▶ [WRITTEN PROBLEM]: Copy all the material that follows, keeping every character the same.

▶ [RECORDS PROVIDED]:
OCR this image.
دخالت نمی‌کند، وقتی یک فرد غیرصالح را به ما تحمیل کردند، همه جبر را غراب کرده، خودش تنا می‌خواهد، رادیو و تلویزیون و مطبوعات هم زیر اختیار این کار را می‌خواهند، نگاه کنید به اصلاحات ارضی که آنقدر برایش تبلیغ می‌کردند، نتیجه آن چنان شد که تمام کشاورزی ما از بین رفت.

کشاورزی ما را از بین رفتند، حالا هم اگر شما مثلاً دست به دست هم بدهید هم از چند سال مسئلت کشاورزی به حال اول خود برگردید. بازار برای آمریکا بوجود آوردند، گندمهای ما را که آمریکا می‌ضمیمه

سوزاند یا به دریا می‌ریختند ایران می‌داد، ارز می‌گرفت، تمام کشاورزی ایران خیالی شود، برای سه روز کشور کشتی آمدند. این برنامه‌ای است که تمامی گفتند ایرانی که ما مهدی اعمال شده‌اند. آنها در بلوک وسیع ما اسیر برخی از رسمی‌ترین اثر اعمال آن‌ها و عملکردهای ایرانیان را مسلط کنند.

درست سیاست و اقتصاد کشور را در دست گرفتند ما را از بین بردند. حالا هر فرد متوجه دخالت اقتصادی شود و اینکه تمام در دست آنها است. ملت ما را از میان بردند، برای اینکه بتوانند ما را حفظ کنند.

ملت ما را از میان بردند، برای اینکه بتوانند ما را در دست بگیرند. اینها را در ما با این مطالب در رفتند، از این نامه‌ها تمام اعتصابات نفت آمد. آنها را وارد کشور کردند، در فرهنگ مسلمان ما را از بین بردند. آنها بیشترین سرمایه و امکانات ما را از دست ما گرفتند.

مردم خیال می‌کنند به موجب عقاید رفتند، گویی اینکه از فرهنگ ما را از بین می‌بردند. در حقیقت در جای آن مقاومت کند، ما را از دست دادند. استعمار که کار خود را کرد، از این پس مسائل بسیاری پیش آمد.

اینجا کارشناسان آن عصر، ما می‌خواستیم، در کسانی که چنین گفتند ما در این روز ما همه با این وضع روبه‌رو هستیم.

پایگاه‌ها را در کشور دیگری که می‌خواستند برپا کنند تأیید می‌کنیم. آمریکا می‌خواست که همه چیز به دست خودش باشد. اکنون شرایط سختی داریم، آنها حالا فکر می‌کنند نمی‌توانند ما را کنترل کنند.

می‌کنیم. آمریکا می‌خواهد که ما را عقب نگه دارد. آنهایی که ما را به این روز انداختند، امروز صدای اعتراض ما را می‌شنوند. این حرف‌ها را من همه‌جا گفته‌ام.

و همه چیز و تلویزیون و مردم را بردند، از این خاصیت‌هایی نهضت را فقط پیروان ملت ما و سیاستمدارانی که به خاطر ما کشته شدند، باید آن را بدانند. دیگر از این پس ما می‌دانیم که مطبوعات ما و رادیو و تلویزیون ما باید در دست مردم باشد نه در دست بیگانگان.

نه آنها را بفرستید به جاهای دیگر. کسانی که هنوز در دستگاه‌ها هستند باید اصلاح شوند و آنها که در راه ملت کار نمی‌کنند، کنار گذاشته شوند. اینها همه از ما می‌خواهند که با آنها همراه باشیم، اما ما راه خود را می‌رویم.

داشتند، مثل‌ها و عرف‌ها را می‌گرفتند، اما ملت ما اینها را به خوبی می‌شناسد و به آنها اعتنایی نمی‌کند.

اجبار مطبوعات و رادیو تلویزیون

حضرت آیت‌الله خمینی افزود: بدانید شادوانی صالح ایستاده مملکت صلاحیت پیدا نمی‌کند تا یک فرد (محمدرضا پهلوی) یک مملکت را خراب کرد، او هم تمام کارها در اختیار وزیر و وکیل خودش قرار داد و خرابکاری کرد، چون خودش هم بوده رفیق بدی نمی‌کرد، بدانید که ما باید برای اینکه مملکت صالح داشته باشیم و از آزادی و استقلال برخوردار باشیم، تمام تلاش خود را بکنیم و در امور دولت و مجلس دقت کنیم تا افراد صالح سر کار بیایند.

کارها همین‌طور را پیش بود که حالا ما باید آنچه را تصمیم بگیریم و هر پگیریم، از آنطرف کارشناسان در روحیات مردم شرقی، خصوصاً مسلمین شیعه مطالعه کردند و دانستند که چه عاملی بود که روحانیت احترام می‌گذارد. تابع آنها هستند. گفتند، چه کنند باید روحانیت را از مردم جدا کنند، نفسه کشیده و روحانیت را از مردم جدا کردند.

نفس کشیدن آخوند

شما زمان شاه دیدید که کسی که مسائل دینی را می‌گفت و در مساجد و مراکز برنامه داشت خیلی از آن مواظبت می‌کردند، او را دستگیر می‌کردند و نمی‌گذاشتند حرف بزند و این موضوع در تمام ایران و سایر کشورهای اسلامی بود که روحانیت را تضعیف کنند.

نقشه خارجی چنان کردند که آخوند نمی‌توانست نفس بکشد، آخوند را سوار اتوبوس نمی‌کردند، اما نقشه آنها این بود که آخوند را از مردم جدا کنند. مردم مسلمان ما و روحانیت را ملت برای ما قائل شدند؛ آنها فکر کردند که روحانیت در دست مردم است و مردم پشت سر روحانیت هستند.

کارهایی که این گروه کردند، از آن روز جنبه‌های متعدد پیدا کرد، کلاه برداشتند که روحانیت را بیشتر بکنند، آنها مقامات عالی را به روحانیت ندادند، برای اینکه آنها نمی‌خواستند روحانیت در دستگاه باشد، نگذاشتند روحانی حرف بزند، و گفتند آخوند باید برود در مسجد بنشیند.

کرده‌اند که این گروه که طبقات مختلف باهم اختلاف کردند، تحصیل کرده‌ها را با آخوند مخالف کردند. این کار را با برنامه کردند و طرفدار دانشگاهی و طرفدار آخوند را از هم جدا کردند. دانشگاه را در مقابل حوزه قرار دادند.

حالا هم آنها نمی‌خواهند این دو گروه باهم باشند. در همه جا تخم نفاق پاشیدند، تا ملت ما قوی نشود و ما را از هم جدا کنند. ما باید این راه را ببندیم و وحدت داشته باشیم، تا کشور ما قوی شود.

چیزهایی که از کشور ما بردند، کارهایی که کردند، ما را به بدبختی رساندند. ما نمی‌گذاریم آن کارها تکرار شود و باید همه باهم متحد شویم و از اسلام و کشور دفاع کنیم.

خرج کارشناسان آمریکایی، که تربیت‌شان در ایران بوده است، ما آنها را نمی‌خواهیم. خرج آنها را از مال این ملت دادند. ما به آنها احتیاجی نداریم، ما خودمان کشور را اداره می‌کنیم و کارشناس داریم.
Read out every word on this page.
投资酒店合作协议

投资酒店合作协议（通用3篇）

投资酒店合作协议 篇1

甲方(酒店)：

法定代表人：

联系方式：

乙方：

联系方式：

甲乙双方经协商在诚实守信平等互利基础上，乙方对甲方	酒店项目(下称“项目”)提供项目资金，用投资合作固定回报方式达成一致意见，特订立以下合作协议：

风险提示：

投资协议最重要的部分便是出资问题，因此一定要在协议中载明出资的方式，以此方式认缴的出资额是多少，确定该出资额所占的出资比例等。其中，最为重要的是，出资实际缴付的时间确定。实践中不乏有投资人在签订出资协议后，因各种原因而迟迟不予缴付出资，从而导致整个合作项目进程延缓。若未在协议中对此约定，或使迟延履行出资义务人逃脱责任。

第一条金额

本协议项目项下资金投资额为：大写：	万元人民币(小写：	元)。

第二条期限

▶ [EXERCISE SOLUTION]:
OCR this image.
دخالت نمی‌کند، وقتی یک فرد غیرصالح را به ما تحمیل کردند، همه جبر را غراب کرده، خودش تنا می‌خواهد، رادیو و تلویزیون و مطبوعات هم زیر اختیار این کار را می‌خواهند، نگاه کنید به اصلاحات ارضی که آنقدر برایش تبلیغ می‌کردند، نتیجه آن چنان شد که تمام کشاورزی ما از بین رفت.

کشاورزی ما را از بین رفتند، حالا هم اگر شما مثلاً دست به دست هم بدهید هم از چند سال مسئلت کشاورزی به حال اول خود برگردید. بازار برای آمریکا بوجود آوردند، گندمهای ما را که آمریکا می‌ضمیمه

سوزاند یا به دریا می‌ریختند ایران می‌داد، ارز می‌گرفت، تمام کشاورزی ایران خیالی شود، برای سه روز کشور کشتی آمدند. این برنامه‌ای است که تمامی گفتند ایرانی که ما مهدی اعمال شده‌اند. آنها در بلوک وسیع ما اسیر برخی از رسمی‌ترین اثر اعمال آن‌ها و عملکردهای ایرانیان را مسلط کنند.

درست سیاست و اقتصاد کشور را در دست گرفتند ما را از بین بردند. حالا هر فرد متوجه دخالت اقتصادی شود و اینکه تمام در دست آنها است. ملت ما را از میان بردند، برای اینکه بتوانند ما را حفظ کنند.

ملت ما را از میان بردند، برای اینکه بتوانند ما را در دست بگیرند. اینها را در ما با این مطالب در رفتند، از این نامه‌ها تمام اعتصابات نفت آمد. آنها را وارد کشور کردند، در فرهنگ مسلمان ما را از بین بردند. آنها بیشترین سرمایه و امکانات ما را از دست ما گرفتند.

مردم خیال می‌کنند به موجب عقاید رفتند، گویی اینکه از فرهنگ ما را از بین می‌بردند. در حقیقت در جای آن مقاومت کند، ما را از دست دادند. استعمار که کار خود را کرد، از این پس مسائل بسیاری پیش آمد.

اینجا کارشناسان آن عصر، ما می‌خواستیم، در کسانی که چنین گفتند ما در این روز ما همه با این وضع روبه‌رو هستیم.

پایگاه‌ها را در کشور دیگری که می‌خواستند برپا کنند تأیید می‌کنیم. آمریکا می‌خواست که همه چیز به دست خودش باشد. اکنون شرایط سختی داریم، آنها حالا فکر می‌کنند نمی‌توانند ما را کنترل کنند.

می‌کنیم. آمریکا می‌خواهد که ما را عقب نگه دارد. آنهایی که ما را به این روز انداختند، امروز صدای اعتراض ما را می‌شنوند. این حرف‌ها را من همه‌جا گفته‌ام.

و همه چیز و تلویزیون و مردم را بردند، از این خاصیت‌هایی نهضت را فقط پیروان ملت ما و سیاستمدارانی که به خاطر ما کشته شدند، باید آن را بدانند. دیگر از این پس ما می‌دانیم که مطبوعات ما و رادیو و تلویزیون ما باید در دست مردم باشد نه در دست بیگانگان.

نه آنها را بفرستید به جاهای دیگر. کسانی که هنوز در دستگاه‌ها هستند باید اصلاح شوند و آنها که در راه ملت کار نمی‌کنند، کنار گذاشته شوند. اینها همه از ما می‌خواهند که با آنها همراه باشیم، اما ما راه خود را می‌رویم.

داشتند، مثل‌ها و عرف‌ها را می‌گرفتند، اما ملت ما اینها را به خوبی می‌شناسد و به آنها اعتنایی نمی‌کند.

اجبار مطبوعات و رادیو تلویزیون

حضرت آیت‌الله خمینی افزود: بدانید شادوانی صالح ایستاده مملکت صلاحیت پیدا نمی‌کند تا یک فرد (محمدرضا پهلوی) یک مملکت را خراب کرد، او هم تمام کارها در اختیار وزیر و وکیل خودش قرار داد و خرابکاری کرد، چون خودش هم بوده رفیق بدی نمی‌کرد، بدانید که ما باید برای اینکه مملکت صالح داشته باشیم و از آزادی و استقلال برخوردار باشیم، تمام تلاش خود را بکنیم و در امور دولت و مجلس دقت کنیم تا افراد صالح سر کار بیایند.

کارها همین‌طور را پیش بود که حالا ما باید آنچه را تصمیم بگیریم و هر پگیریم، از آنطرف کارشناسان در روحیات مردم شرقی، خصوصاً مسلمین شیعه مطالعه کردند و دانستند که چه عاملی بود که روحانیت احترام می‌گذارد. تابع آنها هستند. گفتند، چه کنند باید روحانیت را از مردم جدا کنند، نفسه کشیده و روحانیت را از مردم جدا کردند.

نفس کشیدن آخوند

شما زمان شاه دیدید که کسی که مسائل دینی را می‌گفت و در مساجد و مراکز برنامه داشت خیلی از آن مواظبت می‌کردند، او را دستگیر می‌کردند و نمی‌گذاشتند حرف بزند و این موضوع در تمام ایران و سایر کشورهای اسلامی بود که روحانیت را تضعیف کنند.

نقشه خارجی چنان کردند که آخوند نمی‌توانست نفس بکشد، آخوند را سوار اتوبوس نمی‌کردند، اما نقشه آنها این بود که آخوند را از مردم جدا کنند. مردم مسلمان ما و روحانیت را ملت برای ما قائل شدند؛ آنها فکر کردند که روحانیت در دست مردم است و مردم پشت سر روحانیت هستند.

کارهایی که این گروه کردند، از آن روز جنبه‌های متعدد پیدا کرد، کلاه برداشتند که روحانیت را بیشتر بکنند، آنها مقامات عالی را به روحانیت ندادند، برای اینکه آنها نمی‌خواستند روحانیت در دستگاه باشد، نگذاشتند روحانی حرف بزند، و گفتند آخوند باید برود در مسجد بنشیند.

کرده‌اند که این گروه که طبقات مختلف باهم اختلاف کردند، تحصیل کرده‌ها را با آخوند مخالف کردند. این کار را با برنامه کردند و طرفدار دانشگاهی و طرفدار آخوند را از هم جدا کردند. دانشگاه را در مقابل حوزه قرار دادند.

حالا هم آنها نمی‌خواهند این دو گروه باهم باشند. در همه جا تخم نفاق پاشیدند، تا ملت ما قوی نشود و ما را از هم جدا کنند. ما باید این راه را ببندیم و وحدت داشته باشیم، تا کشور ما قوی شود.

چیزهایی که از کشور ما بردند، کارهایی که کردند، ما را به بدبختی رساندند. ما نمی‌گذاریم آن کارها تکرار شود و باید همه باهم متحد شویم و از اسلام و کشور دفاع کنیم.

خرج کارشناسان آمریکایی، که تربیت‌شان در ایران بوده است، ما آنها را نمی‌خواهیم. خرج آنها را از مال این ملت دادند. ما به آنها احتیاجی نداریم، ما خودمان کشور را اداره می‌کنیم و کارشناس داریم.
Read out every word on this page.
投资酒店合作协议

投资酒店合作协议（通用3篇）

投资酒店合作协议 篇1

甲方(酒店)：

法定代表人：

联系方式：

乙方：

联系方式：

甲乙双方经协商在诚实守信平等互利基础上，乙方对甲方	酒店项目(下称“项目”)提供项目资金，用投资合作固定回报方式达成一致意见，特订立以下合作协议：

风险提示：

投资协议最重要的部分便是出资问题，因此一定要在协议中载明出资的方式，以此方式认缴的出资额是多少，确定该出资额所占的出资比例等。其中，最为重要的是，出资实际缴付的时间确定。实践中不乏有投资人在签订出资协议后，因各种原因而迟迟不予缴付出资，从而导致整个合作项目进程延缓。若未在协议中对此约定，或使迟延履行出资义务人逃脱责任。

第一条金额

本协议项目项下资金投资额为：大写：	万元人民币(小写：	元)。

第二条期限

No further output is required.